Records from a data collection
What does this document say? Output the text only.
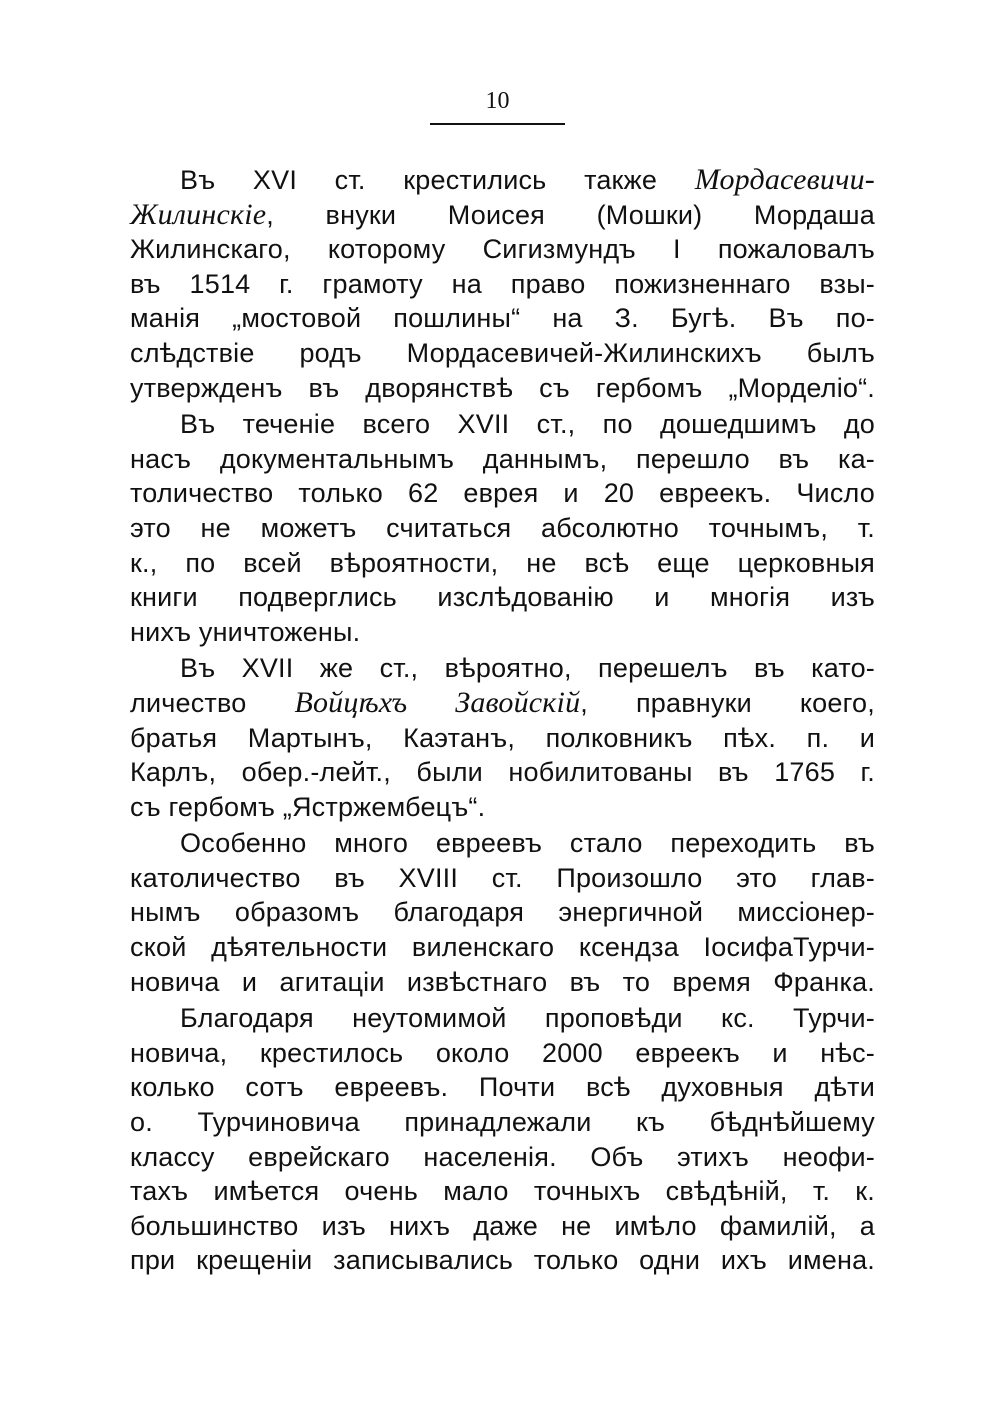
10
Въ XVI ст. крестились также Мордасевичи-
Жилинскіе, внуки Моисея (Мошки) Мордаша
Жилинскаго, которому Сигизмундъ I пожаловалъ
въ 1514 г. грамоту на право пожизненнаго взы-
манія „мостовой пошлины“ на З. Бугѣ. Въ по-
слѣдствіе родъ Мордасевичей-Жилинскихъ былъ
утвержденъ въ дворянствѣ съ гербомъ „Морделіо“.
Въ теченіе всего XVII ст., по дошедшимъ до
насъ документальнымъ даннымъ, перешло въ ка-
толичество только 62 еврея и 20 евреекъ. Число
это не можетъ считаться абсолютно точнымъ, т.
к., по всей вѣроятности, не всѣ еще церковныя
книги подверглись изслѣдованію и многія изъ
нихъ уничтожены.
Въ XVII же ст., вѣроятно, перешелъ въ като-
личество Войцѣхъ Завойскій, правнуки коего,
братья Мартынъ, Каэтанъ, полковникъ пѣх. п. и
Карлъ, обер.-лейт., были нобилитованы въ 1765 г.
съ гербомъ „Ястржембецъ“.
Особенно много евреевъ стало переходить въ
католичество въ XVIII ст. Произошло это глав-
нымъ образомъ благодаря энергичной миссіонер-
ской дѣятельности виленскаго ксендза ІосифаТурчи-
новича и агитаціи извѣстнаго въ то время Франка.
Благодаря неутомимой проповѣди кс. Турчи-
новича, крестилось около 2000 евреекъ и нѣс-
колько сотъ евреевъ. Почти всѣ духовныя дѣти
о. Турчиновича принадлежали къ бѣднѣйшему
классу еврейскаго населенія. Объ этихъ неофи-
тахъ имѣется очень мало точныхъ свѣдѣній, т. к.
большинство изъ нихъ даже не имѣло фамилій, а
при крещеніи записывались только одни ихъ имена.
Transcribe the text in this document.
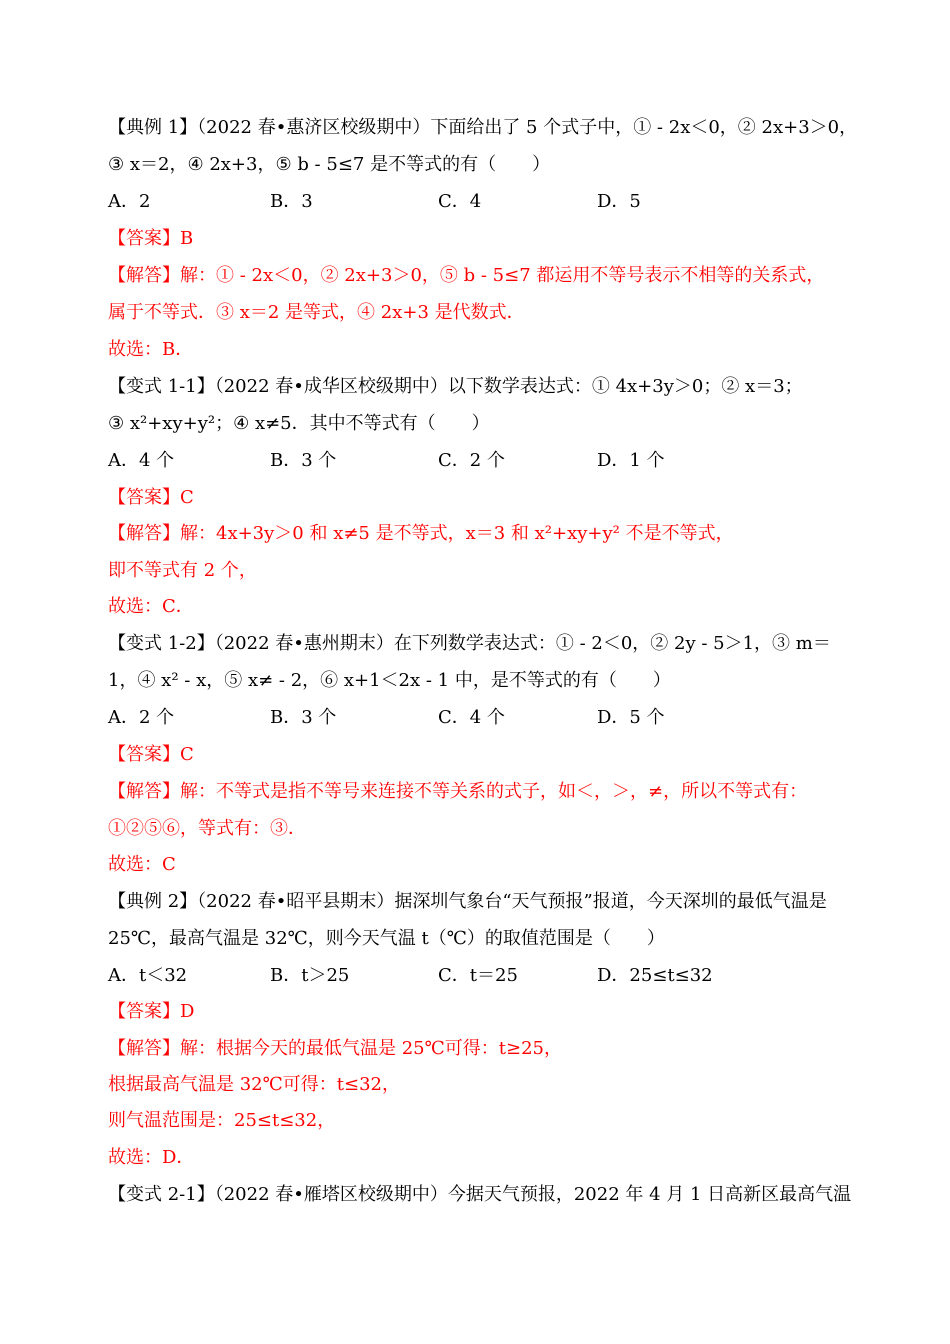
【典例 1】（2022 春•惠济区校级期中）下面给出了 5 个式子中，① - 2x＜0，② 2x+3＞0，
③ x＝2，④ 2x+3，⑤ b - 5≤7 是不等式的有（　　）
A．2	B．3	C．4	D．5
【答案】B
【解答】解：① - 2x＜0，② 2x+3＞0，⑤ b - 5≤7 都运用不等号表示不相等的关系式，
属于不等式．③ x＝2 是等式，④ 2x+3 是代数式．
故选：B．
【变式 1-1】（2022 春•成华区校级期中）以下数学表达式：① 4x+3y＞0；② x＝3；
③ x²+xy+y²；④ x≠5．其中不等式有（　　）
A．4 个	B．3 个	C．2 个	D．1 个
【答案】C
【解答】解：4x+3y＞0 和 x≠5 是不等式，x＝3 和 x²+xy+y² 不是不等式，
即不等式有 2 个，
故选：C．
【变式 1-2】（2022 春•惠州期末）在下列数学表达式：① - 2＜0，② 2y - 5＞1，③ m＝
1，④ x² - x，⑤ x≠ - 2，⑥ x+1＜2x - 1 中，是不等式的有（　　）
A．2 个	B．3 个	C．4 个	D．5 个
【答案】C
【解答】解：不等式是指不等号来连接不等关系的式子，如＜，＞，≠，所以不等式有：
①②⑤⑥，等式有：③．
故选：C
【典例 2】（2022 春•昭平县期末）据深圳气象台“天气预报”报道，今天深圳的最低气温是
25℃，最高气温是 32℃，则今天气温 t（℃）的取值范围是（　　）
A．t＜32	B．t＞25	C．t＝25	D．25≤t≤32
【答案】D
【解答】解：根据今天的最低气温是 25℃可得：t≥25，
根据最高气温是 32℃可得：t≤32，
则气温范围是：25≤t≤32，
故选：D．
【变式 2-1】（2022 春•雁塔区校级期中）今据天气预报，2022 年 4 月 1 日高新区最高气温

*What to do*: Copy every single line of the material above that holds "text".

*Answer to this exercise*:
What does this document say? Output the text only.
Transcribe the text in this document.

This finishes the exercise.